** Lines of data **
──────────────────────────────
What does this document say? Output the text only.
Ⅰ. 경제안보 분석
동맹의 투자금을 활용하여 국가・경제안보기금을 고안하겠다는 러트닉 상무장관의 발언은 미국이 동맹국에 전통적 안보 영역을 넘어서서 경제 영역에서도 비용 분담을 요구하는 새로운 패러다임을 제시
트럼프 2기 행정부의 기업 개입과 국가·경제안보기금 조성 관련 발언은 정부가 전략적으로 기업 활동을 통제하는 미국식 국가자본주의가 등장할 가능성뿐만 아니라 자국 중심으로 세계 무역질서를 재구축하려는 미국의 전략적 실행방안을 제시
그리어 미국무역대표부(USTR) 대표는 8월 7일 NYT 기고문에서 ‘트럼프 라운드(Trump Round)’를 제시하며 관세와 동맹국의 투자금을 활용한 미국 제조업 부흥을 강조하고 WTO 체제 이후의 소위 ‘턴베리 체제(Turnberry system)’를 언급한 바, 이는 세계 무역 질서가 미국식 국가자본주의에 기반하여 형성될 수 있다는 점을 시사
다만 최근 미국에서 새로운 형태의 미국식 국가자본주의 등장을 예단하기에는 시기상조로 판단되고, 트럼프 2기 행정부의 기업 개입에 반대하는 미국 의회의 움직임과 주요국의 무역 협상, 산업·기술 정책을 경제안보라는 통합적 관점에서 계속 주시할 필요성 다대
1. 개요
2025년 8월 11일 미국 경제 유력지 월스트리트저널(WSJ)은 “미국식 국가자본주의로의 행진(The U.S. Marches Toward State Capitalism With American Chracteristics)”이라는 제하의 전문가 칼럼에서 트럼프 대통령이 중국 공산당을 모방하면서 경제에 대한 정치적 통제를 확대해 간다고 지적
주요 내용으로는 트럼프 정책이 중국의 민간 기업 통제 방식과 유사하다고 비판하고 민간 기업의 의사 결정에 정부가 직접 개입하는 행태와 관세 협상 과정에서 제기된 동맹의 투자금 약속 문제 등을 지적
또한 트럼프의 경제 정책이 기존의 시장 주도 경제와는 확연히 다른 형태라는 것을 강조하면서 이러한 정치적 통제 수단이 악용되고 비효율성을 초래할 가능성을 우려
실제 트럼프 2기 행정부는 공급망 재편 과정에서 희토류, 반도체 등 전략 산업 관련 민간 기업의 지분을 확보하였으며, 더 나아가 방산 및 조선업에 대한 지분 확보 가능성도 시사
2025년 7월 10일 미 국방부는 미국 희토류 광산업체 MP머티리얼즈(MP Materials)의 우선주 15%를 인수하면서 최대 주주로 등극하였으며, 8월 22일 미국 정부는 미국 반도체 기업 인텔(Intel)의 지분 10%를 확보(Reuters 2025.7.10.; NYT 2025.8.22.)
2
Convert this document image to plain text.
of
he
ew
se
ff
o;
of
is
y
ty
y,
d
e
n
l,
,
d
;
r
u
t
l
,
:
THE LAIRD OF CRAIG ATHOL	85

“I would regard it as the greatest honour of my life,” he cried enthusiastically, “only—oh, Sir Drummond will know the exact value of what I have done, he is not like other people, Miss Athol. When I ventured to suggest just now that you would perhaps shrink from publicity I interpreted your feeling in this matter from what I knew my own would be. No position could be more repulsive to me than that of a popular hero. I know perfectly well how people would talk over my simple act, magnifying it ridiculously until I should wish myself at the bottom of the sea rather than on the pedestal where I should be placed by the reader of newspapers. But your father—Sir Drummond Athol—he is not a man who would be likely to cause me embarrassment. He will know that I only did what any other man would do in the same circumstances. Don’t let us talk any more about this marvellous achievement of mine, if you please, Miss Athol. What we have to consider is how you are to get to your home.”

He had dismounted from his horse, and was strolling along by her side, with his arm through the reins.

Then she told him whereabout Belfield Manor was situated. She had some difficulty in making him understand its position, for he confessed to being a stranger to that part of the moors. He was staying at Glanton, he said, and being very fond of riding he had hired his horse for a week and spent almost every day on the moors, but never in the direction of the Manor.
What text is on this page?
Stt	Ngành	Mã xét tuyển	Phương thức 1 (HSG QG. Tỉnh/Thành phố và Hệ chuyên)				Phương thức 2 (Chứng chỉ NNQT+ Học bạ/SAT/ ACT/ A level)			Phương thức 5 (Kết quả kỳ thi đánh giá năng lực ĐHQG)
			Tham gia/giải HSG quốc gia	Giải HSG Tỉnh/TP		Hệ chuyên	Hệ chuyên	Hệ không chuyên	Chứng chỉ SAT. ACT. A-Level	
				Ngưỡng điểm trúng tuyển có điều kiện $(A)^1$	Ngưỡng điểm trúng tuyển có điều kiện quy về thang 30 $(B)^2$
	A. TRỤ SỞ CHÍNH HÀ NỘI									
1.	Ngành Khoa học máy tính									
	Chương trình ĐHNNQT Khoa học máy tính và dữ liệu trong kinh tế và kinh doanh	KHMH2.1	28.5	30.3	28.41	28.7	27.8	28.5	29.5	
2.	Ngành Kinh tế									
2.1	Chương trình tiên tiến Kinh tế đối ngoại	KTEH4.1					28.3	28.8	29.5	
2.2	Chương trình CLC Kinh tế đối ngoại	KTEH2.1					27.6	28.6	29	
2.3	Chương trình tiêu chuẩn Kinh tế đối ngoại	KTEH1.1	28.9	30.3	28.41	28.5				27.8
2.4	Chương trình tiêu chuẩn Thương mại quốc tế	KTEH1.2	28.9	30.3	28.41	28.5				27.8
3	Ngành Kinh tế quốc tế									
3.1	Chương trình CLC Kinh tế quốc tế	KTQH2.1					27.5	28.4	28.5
──────────────────────────────
Lines from the records above that hold "chuẩn" are the ones to list.

** ANSWER TO THE TASK **
2.3	Chương trình tiêu chuẩn Kinh tế đối ngoại	KTEH1.1	28.9	30.3	28.41	28.5				27.8
2.4	Chương trình tiêu chuẩn Thương mại quốc tế	KTEH1.2	28.9	30.3	28.41	28.5				27.8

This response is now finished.